--- LISTING ---

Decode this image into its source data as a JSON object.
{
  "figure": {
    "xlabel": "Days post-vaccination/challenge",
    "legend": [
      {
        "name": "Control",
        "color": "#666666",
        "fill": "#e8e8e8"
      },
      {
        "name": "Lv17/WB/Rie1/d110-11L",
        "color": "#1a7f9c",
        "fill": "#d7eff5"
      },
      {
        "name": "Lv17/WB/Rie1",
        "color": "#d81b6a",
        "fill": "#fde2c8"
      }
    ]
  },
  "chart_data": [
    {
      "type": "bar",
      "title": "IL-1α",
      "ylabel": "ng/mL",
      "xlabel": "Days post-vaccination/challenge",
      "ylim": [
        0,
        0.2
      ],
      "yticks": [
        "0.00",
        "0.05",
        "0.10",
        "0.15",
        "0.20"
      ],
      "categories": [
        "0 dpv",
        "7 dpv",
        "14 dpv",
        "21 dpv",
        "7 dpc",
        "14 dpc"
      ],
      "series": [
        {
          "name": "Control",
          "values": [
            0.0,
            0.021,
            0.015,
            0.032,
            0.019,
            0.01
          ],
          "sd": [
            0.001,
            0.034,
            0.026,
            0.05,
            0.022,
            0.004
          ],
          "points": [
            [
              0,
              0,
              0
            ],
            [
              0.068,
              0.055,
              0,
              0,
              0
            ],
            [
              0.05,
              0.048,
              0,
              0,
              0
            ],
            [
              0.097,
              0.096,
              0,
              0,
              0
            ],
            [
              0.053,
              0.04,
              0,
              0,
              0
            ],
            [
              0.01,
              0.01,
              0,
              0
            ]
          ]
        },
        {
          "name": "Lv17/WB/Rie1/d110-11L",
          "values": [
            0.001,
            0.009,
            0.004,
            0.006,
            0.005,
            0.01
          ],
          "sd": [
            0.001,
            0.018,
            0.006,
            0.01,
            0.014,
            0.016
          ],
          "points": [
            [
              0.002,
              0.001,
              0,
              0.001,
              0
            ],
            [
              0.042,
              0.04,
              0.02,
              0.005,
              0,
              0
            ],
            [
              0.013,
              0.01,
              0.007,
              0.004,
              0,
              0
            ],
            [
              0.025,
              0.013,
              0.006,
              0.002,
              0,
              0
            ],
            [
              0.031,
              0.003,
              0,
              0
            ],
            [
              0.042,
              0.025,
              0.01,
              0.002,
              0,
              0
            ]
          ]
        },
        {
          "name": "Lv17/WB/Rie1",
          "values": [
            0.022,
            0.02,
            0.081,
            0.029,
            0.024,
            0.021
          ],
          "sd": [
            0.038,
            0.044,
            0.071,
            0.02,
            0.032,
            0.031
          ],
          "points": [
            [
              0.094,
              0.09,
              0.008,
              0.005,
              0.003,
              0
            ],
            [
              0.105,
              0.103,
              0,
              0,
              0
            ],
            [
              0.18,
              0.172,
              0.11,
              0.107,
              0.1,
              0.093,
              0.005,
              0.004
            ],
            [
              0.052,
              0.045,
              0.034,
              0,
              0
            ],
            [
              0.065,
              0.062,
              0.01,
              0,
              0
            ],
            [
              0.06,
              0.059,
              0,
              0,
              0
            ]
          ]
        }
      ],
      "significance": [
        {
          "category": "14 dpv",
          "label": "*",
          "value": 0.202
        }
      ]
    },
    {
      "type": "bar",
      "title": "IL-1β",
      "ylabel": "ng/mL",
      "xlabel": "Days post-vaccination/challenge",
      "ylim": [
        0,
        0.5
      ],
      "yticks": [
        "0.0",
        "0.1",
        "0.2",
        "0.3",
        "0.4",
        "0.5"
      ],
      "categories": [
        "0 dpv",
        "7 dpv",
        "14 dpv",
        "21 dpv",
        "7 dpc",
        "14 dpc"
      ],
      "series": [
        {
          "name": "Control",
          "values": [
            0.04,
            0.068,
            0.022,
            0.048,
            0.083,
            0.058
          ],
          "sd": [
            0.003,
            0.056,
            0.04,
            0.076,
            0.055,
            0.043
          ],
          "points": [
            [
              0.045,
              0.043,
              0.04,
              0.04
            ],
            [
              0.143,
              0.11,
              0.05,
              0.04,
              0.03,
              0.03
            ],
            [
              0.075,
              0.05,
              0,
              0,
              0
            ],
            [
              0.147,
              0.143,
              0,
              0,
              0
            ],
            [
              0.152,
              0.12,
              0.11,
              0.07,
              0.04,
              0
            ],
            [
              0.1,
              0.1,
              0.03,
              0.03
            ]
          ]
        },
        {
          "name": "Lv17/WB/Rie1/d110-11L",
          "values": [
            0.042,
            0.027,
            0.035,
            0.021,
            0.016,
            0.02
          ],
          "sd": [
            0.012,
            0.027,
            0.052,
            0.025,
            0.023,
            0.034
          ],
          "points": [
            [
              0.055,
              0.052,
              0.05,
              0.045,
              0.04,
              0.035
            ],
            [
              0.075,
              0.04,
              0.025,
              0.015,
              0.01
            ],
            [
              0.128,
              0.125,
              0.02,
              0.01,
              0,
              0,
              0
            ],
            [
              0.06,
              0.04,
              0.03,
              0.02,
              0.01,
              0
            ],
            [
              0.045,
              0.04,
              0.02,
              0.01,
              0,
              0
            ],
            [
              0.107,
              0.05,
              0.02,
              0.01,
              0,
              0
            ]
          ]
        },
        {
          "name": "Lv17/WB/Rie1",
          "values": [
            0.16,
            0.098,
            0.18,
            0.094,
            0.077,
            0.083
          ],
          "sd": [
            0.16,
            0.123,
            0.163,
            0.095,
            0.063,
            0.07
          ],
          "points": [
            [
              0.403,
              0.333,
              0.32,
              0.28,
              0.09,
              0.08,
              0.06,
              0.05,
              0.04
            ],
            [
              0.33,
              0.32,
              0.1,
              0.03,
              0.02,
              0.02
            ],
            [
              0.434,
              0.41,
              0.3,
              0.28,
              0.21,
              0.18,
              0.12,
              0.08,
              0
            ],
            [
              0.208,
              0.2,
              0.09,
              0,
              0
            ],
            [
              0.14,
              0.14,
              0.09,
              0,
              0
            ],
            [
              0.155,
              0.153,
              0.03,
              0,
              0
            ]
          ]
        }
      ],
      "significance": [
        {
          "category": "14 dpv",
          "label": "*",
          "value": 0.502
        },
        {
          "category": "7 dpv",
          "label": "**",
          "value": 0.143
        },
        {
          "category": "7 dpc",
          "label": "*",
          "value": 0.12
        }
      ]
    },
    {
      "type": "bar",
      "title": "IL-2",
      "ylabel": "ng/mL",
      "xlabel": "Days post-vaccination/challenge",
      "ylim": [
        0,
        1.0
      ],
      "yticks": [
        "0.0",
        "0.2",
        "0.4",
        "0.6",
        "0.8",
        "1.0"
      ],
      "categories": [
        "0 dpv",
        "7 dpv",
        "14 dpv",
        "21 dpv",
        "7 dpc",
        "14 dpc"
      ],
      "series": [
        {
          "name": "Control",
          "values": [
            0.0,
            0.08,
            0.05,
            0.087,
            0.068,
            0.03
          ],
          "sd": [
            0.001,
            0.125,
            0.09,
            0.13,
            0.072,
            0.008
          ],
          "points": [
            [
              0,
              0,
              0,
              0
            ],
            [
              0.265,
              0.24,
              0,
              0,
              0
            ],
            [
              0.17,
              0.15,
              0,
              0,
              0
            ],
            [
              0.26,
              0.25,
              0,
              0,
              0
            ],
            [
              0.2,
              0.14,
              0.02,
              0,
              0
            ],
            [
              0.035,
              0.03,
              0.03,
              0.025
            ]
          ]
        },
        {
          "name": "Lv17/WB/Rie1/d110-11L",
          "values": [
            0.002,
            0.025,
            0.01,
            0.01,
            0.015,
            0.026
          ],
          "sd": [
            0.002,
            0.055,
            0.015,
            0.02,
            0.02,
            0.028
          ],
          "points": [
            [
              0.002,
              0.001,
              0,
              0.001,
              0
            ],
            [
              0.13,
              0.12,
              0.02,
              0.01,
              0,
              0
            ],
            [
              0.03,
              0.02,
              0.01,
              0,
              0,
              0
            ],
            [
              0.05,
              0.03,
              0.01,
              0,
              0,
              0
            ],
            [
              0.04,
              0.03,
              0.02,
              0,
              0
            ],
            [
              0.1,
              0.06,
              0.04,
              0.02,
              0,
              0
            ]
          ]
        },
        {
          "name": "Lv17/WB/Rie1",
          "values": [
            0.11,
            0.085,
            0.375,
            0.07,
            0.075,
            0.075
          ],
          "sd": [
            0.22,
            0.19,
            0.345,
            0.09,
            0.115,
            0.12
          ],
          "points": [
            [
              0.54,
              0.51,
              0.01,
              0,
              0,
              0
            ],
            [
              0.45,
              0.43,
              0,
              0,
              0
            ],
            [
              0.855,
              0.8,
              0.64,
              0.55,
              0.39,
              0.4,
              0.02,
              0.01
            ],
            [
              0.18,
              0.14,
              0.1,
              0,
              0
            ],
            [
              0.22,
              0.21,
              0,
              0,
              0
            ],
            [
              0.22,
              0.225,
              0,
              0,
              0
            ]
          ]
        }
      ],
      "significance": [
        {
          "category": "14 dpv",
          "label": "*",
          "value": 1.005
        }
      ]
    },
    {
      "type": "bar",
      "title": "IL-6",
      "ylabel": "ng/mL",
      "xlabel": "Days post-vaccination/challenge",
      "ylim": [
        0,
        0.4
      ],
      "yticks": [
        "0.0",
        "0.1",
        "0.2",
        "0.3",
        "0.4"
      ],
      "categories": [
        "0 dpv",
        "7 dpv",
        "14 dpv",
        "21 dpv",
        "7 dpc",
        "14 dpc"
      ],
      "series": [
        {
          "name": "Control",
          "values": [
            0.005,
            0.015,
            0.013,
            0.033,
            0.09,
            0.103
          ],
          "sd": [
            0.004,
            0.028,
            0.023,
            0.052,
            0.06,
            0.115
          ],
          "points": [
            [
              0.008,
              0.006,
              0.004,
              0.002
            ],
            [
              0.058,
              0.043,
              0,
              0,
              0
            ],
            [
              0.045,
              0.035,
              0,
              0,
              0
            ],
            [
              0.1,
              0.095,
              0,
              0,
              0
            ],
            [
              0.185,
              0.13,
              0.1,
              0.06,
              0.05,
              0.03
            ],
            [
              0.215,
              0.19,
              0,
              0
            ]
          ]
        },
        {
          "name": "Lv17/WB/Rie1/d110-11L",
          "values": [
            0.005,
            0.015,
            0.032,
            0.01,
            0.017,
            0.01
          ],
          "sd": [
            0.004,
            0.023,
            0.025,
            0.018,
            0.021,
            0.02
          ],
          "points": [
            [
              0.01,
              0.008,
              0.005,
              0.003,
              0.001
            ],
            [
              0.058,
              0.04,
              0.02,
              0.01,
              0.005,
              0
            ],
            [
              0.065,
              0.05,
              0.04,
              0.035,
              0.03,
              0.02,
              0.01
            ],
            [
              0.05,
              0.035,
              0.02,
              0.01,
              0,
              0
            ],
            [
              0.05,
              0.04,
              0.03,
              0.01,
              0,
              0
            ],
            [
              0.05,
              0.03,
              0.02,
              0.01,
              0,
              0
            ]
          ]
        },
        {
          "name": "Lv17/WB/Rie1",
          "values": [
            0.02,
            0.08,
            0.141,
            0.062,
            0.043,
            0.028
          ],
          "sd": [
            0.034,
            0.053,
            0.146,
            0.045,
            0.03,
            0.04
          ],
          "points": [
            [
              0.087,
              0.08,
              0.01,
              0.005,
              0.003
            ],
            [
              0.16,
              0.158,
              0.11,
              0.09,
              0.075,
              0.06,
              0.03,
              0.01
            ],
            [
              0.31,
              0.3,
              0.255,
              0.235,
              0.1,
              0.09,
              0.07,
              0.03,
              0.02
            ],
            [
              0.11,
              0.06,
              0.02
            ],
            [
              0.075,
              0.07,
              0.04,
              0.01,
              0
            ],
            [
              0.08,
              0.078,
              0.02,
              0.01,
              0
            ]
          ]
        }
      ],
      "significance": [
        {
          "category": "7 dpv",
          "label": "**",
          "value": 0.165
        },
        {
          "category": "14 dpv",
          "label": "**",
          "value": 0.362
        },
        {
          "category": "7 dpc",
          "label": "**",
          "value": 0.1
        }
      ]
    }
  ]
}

---

WORK TO BE COMPLETED :: Only the number is wanted: how many lines of these entries contain the string "color"?

COMPLETED TASK :: 3